→ **Set exercise**:
Determine how many lines contain the string "YEAGER" and reply with that number alone.

** Start Records shown **

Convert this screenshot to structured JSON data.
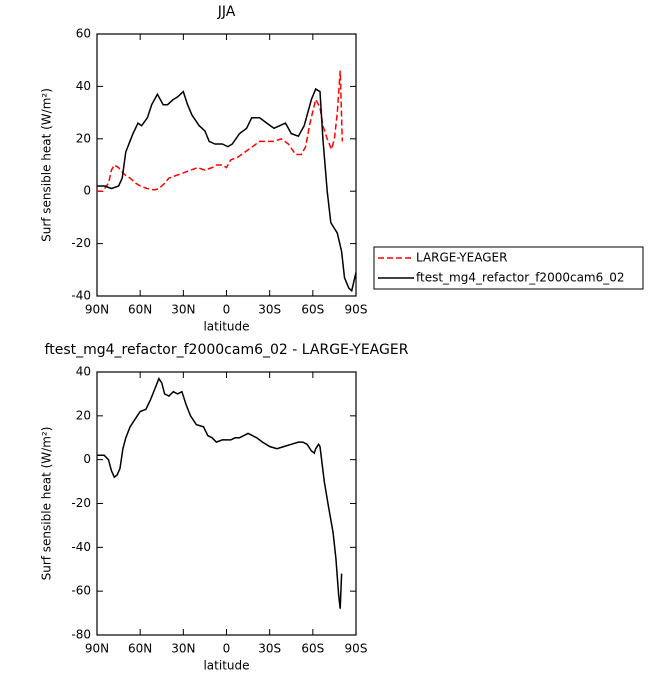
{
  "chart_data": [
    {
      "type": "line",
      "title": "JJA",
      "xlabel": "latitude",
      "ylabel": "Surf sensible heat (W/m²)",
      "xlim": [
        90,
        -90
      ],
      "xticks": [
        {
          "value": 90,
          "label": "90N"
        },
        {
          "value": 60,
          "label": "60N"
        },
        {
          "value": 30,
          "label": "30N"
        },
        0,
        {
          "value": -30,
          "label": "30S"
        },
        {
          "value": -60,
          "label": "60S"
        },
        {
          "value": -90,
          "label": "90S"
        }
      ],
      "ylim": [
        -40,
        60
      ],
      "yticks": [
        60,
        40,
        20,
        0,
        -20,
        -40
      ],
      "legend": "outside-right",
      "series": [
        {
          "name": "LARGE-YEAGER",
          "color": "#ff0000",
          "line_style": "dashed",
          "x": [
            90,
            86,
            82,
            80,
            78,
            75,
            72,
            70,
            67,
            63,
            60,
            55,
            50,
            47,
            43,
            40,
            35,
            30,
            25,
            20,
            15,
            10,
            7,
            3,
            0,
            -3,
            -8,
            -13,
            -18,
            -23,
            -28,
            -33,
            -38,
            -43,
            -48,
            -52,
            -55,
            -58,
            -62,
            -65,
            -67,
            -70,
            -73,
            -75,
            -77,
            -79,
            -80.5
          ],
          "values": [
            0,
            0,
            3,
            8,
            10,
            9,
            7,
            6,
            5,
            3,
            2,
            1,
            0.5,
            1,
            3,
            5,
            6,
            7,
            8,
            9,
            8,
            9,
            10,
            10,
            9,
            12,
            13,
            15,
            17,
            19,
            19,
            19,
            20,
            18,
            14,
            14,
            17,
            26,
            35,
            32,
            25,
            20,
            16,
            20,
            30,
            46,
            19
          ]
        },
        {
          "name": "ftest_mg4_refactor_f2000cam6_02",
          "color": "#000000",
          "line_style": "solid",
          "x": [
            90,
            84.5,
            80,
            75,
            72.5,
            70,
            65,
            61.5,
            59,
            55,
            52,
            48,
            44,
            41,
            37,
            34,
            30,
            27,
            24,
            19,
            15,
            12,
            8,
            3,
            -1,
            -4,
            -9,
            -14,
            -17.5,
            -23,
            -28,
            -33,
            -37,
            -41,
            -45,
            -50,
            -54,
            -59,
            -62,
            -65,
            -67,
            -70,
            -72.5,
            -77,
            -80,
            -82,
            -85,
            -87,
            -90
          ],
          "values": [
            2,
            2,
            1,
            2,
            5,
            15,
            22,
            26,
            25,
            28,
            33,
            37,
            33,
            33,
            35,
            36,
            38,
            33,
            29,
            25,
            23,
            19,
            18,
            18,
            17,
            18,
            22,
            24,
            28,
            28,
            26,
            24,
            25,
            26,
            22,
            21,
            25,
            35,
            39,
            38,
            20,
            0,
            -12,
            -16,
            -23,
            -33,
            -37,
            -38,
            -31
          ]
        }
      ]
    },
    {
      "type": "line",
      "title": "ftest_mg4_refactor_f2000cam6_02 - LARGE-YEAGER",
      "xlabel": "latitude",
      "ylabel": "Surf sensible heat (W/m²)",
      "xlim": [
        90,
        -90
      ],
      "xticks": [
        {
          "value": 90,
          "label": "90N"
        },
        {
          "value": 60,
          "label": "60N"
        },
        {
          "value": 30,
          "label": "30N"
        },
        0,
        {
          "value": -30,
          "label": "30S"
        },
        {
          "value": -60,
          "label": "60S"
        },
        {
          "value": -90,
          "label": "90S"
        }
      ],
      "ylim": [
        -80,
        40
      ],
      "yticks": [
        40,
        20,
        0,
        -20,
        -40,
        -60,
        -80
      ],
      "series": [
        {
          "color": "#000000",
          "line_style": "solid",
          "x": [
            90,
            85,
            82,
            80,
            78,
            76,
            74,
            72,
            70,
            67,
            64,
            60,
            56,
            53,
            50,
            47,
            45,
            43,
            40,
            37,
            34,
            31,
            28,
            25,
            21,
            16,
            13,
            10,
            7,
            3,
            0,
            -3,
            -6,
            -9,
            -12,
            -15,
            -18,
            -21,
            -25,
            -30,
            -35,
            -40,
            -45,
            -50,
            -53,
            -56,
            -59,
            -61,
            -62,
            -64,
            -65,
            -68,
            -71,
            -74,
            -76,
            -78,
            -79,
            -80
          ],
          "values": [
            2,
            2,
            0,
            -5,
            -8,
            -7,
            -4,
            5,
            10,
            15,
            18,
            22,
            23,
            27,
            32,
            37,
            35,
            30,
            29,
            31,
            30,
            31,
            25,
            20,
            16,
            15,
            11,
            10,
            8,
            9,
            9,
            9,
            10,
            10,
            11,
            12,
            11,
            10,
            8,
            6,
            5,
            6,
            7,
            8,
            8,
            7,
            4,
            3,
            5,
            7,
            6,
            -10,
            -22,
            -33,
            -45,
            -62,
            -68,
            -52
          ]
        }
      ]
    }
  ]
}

** End Records shown **

→ **Finished exercise**:
2